## START Information provided
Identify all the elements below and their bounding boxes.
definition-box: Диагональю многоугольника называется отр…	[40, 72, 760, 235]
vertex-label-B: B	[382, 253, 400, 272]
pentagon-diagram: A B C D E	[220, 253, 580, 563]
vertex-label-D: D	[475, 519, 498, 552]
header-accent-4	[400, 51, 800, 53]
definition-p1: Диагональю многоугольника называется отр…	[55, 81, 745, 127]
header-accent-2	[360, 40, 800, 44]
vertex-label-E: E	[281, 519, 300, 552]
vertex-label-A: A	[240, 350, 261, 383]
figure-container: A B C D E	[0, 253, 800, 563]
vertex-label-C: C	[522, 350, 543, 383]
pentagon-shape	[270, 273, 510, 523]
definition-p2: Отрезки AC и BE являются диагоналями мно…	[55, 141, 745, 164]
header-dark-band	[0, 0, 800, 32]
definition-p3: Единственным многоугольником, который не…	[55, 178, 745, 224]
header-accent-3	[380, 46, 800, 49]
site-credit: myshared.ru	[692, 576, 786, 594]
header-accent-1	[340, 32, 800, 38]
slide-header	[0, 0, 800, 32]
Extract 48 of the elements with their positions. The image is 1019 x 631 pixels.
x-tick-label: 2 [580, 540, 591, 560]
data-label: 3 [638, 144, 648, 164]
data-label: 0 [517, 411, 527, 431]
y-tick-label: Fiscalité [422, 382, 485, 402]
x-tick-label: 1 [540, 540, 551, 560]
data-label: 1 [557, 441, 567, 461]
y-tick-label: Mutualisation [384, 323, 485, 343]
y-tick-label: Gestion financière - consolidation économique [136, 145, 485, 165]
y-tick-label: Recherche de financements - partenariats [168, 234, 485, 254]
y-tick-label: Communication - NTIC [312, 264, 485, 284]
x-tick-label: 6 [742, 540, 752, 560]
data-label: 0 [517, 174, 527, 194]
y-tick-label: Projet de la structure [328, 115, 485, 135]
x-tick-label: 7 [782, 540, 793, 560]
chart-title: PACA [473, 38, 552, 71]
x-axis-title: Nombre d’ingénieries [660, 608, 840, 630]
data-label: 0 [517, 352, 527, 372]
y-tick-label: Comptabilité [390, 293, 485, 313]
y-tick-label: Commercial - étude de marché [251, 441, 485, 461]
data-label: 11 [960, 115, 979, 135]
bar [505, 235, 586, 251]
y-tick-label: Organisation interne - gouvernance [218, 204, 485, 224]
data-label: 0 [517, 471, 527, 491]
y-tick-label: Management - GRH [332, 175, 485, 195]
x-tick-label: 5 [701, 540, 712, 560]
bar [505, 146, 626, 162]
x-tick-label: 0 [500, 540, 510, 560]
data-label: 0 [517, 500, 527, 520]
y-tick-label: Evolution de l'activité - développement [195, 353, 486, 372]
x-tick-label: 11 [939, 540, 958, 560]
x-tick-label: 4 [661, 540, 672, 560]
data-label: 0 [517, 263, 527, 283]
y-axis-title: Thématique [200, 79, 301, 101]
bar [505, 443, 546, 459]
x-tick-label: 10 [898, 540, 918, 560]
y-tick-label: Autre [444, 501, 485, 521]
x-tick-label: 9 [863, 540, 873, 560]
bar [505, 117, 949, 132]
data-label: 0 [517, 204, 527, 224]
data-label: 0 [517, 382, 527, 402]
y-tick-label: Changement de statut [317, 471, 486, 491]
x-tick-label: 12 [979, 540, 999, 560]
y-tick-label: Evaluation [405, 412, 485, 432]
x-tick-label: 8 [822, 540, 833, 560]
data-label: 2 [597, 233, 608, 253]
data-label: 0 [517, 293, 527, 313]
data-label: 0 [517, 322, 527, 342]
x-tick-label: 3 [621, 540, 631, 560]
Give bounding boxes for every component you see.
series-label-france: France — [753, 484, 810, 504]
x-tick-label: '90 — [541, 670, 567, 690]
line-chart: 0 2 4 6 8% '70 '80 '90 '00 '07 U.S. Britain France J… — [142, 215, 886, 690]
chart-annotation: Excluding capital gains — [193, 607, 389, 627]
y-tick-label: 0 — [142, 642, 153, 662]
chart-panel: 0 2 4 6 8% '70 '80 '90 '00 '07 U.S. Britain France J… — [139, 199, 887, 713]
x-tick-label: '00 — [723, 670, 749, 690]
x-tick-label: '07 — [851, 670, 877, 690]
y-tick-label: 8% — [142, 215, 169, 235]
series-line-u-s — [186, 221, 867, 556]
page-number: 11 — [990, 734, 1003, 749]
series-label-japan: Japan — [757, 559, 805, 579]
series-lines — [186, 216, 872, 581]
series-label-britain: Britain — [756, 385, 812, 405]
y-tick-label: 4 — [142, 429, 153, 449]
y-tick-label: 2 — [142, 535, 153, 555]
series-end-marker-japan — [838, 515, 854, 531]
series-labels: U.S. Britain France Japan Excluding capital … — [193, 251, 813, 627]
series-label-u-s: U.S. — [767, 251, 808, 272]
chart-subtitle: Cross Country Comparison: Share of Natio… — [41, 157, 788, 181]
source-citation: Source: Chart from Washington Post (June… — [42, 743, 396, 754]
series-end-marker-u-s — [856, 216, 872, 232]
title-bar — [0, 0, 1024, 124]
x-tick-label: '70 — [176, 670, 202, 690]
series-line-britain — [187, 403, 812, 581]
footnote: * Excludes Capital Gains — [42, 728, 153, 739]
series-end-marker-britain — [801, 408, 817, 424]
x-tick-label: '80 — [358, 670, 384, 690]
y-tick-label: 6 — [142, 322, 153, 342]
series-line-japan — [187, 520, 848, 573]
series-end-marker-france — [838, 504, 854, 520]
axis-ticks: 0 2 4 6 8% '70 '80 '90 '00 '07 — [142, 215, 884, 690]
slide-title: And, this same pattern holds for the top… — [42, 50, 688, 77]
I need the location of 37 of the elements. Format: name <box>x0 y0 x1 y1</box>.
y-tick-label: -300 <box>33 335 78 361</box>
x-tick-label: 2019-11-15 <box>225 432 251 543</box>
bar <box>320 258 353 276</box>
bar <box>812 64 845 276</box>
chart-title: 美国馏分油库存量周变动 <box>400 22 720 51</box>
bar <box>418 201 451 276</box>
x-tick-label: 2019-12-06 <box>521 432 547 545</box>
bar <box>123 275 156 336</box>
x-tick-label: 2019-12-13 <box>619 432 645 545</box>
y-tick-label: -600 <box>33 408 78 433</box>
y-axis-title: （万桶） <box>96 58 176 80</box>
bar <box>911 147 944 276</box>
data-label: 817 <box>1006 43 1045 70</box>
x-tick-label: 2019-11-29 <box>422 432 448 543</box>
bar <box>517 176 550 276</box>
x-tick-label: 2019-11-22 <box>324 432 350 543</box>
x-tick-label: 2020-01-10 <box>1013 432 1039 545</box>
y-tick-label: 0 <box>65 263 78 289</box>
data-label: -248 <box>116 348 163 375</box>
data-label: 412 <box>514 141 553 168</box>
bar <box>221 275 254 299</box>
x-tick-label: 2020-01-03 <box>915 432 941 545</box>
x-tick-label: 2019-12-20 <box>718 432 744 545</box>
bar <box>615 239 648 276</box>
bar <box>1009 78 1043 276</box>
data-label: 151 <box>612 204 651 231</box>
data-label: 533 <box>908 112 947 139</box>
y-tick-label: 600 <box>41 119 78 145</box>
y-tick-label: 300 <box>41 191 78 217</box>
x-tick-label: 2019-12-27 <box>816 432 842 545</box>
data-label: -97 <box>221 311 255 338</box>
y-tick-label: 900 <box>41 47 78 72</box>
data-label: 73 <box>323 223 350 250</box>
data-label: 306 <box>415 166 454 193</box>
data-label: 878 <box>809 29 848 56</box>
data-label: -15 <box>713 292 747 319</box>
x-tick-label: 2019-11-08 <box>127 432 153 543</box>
## END Information provided
What the task asks
Rewrite the listing above in full, substituting "value-label" for each occurrence of "data-label" and leaving everything else unchanged.

In response
Identify all the elements below and their bounding boxes.
definition-box: Диагональю многоугольника называется отр…	[40, 72, 760, 235]
vertex-label-B: B	[382, 253, 400, 272]
pentagon-diagram: A B C D E	[220, 253, 580, 563]
vertex-label-D: D	[475, 519, 498, 552]
header-accent-4	[400, 51, 800, 53]
definition-p1: Диагональю многоугольника называется отр…	[55, 81, 745, 127]
header-accent-2	[360, 40, 800, 44]
vertex-label-E: E	[281, 519, 300, 552]
vertex-label-A: A	[240, 350, 261, 383]
figure-container: A B C D E	[0, 253, 800, 563]
vertex-label-C: C	[522, 350, 543, 383]
pentagon-shape	[270, 273, 510, 523]
definition-p2: Отрезки AC и BE являются диагоналями мно…	[55, 141, 745, 164]
header-dark-band	[0, 0, 800, 32]
definition-p3: Единственным многоугольником, который не…	[55, 178, 745, 224]
header-accent-3	[380, 46, 800, 49]
site-credit: myshared.ru	[692, 576, 786, 594]
header-accent-1	[340, 32, 800, 38]
slide-header	[0, 0, 800, 32]
Extract 48 of the elements with their positions. The image is 1019 x 631 pixels.
x-tick-label: 2 [580, 540, 591, 560]
value-label: 3 [638, 144, 648, 164]
value-label: 0 [517, 411, 527, 431]
y-tick-label: Fiscalité [422, 382, 485, 402]
x-tick-label: 1 [540, 540, 551, 560]
value-label: 1 [557, 441, 567, 461]
y-tick-label: Mutualisation [384, 323, 485, 343]
y-tick-label: Gestion financière - consolidation économique [136, 145, 485, 165]
y-tick-label: Recherche de financements - partenariats [168, 234, 485, 254]
y-tick-label: Communication - NTIC [312, 264, 485, 284]
x-tick-label: 6 [742, 540, 752, 560]
value-label: 0 [517, 174, 527, 194]
y-tick-label: Projet de la structure [328, 115, 485, 135]
x-tick-label: 7 [782, 540, 793, 560]
chart-title: PACA [473, 38, 552, 71]
x-axis-title: Nombre d’ingénieries [660, 608, 840, 630]
value-label: 0 [517, 352, 527, 372]
y-tick-label: Comptabilité [390, 293, 485, 313]
y-tick-label: Commercial - étude de marché [251, 441, 485, 461]
value-label: 11 [960, 115, 979, 135]
bar [505, 235, 586, 251]
y-tick-label: Organisation interne - gouvernance [218, 204, 485, 224]
value-label: 0 [517, 471, 527, 491]
y-tick-label: Management - GRH [332, 175, 485, 195]
x-tick-label: 5 [701, 540, 712, 560]
bar [505, 146, 626, 162]
x-tick-label: 0 [500, 540, 510, 560]
value-label: 0 [517, 500, 527, 520]
y-tick-label: Evolution de l'activité - développement [195, 353, 486, 372]
x-tick-label: 11 [939, 540, 958, 560]
x-tick-label: 4 [661, 540, 672, 560]
value-label: 0 [517, 263, 527, 283]
y-axis-title: Thématique [200, 79, 301, 101]
bar [505, 443, 546, 459]
x-tick-label: 10 [898, 540, 918, 560]
y-tick-label: Autre [444, 501, 485, 521]
x-tick-label: 9 [863, 540, 873, 560]
bar [505, 117, 949, 132]
value-label: 0 [517, 204, 527, 224]
value-label: 0 [517, 382, 527, 402]
y-tick-label: Changement de statut [317, 471, 486, 491]
x-tick-label: 12 [979, 540, 999, 560]
y-tick-label: Evaluation [405, 412, 485, 432]
x-tick-label: 8 [822, 540, 833, 560]
value-label: 2 [597, 233, 608, 253]
value-label: 0 [517, 293, 527, 313]
value-label: 0 [517, 322, 527, 342]
x-tick-label: 3 [621, 540, 631, 560]
Give bounding boxes for every component you see.
series-label-france: France — [753, 484, 810, 504]
x-tick-label: '90 — [541, 670, 567, 690]
line-chart: 0 2 4 6 8% '70 '80 '90 '00 '07 U.S. Britain France J… — [142, 215, 886, 690]
chart-annotation: Excluding capital gains — [193, 607, 389, 627]
y-tick-label: 0 — [142, 642, 153, 662]
chart-panel: 0 2 4 6 8% '70 '80 '90 '00 '07 U.S. Britain France J… — [139, 199, 887, 713]
x-tick-label: '00 — [723, 670, 749, 690]
x-tick-label: '07 — [851, 670, 877, 690]
y-tick-label: 8% — [142, 215, 169, 235]
series-line-u-s — [186, 221, 867, 556]
page-number: 11 — [990, 734, 1003, 749]
series-label-japan: Japan — [757, 559, 805, 579]
series-lines — [186, 216, 872, 581]
series-label-britain: Britain — [756, 385, 812, 405]
y-tick-label: 4 — [142, 429, 153, 449]
y-tick-label: 2 — [142, 535, 153, 555]
series-end-marker-japan — [838, 515, 854, 531]
series-labels: U.S. Britain France Japan Excluding capital … — [193, 251, 813, 627]
series-label-u-s: U.S. — [767, 251, 808, 272]
chart-subtitle: Cross Country Comparison: Share of Natio… — [41, 157, 788, 181]
source-citation: Source: Chart from Washington Post (June… — [42, 743, 396, 754]
series-end-marker-u-s — [856, 216, 872, 232]
title-bar — [0, 0, 1024, 124]
x-tick-label: '70 — [176, 670, 202, 690]
series-line-britain — [187, 403, 812, 581]
footnote: * Excludes Capital Gains — [42, 728, 153, 739]
series-end-marker-britain — [801, 408, 817, 424]
x-tick-label: '80 — [358, 670, 384, 690]
y-tick-label: 6 — [142, 322, 153, 342]
series-line-japan — [187, 520, 848, 573]
series-end-marker-france — [838, 504, 854, 520]
axis-ticks: 0 2 4 6 8% '70 '80 '90 '00 '07 — [142, 215, 884, 690]
slide-title: And, this same pattern holds for the top… — [42, 50, 688, 77]
I need the location of 37 of the elements. Format: name <box>x0 y0 x1 y1</box>.
y-tick-label: -300 <box>33 335 78 361</box>
x-tick-label: 2019-11-15 <box>225 432 251 543</box>
bar <box>320 258 353 276</box>
bar <box>812 64 845 276</box>
chart-title: 美国馏分油库存量周变动 <box>400 22 720 51</box>
bar <box>418 201 451 276</box>
x-tick-label: 2019-12-06 <box>521 432 547 545</box>
bar <box>123 275 156 336</box>
x-tick-label: 2019-12-13 <box>619 432 645 545</box>
y-tick-label: -600 <box>33 408 78 433</box>
y-axis-title: （万桶） <box>96 58 176 80</box>
bar <box>911 147 944 276</box>
value-label: 817 <box>1006 43 1045 70</box>
x-tick-label: 2019-11-29 <box>422 432 448 543</box>
bar <box>517 176 550 276</box>
x-tick-label: 2019-11-22 <box>324 432 350 543</box>
x-tick-label: 2020-01-10 <box>1013 432 1039 545</box>
y-tick-label: 0 <box>65 263 78 289</box>
value-label: -248 <box>116 348 163 375</box>
value-label: 412 <box>514 141 553 168</box>
bar <box>221 275 254 299</box>
x-tick-label: 2020-01-03 <box>915 432 941 545</box>
x-tick-label: 2019-12-20 <box>718 432 744 545</box>
bar <box>615 239 648 276</box>
bar <box>1009 78 1043 276</box>
value-label: 151 <box>612 204 651 231</box>
value-label: 533 <box>908 112 947 139</box>
y-tick-label: 600 <box>41 119 78 145</box>
y-tick-label: 300 <box>41 191 78 217</box>
x-tick-label: 2019-12-27 <box>816 432 842 545</box>
value-label: -97 <box>221 311 255 338</box>
y-tick-label: 900 <box>41 47 78 72</box>
value-label: 73 <box>323 223 350 250</box>
value-label: 306 <box>415 166 454 193</box>
value-label: 878 <box>809 29 848 56</box>
value-label: -15 <box>713 292 747 319</box>
x-tick-label: 2019-11-08 <box>127 432 153 543</box>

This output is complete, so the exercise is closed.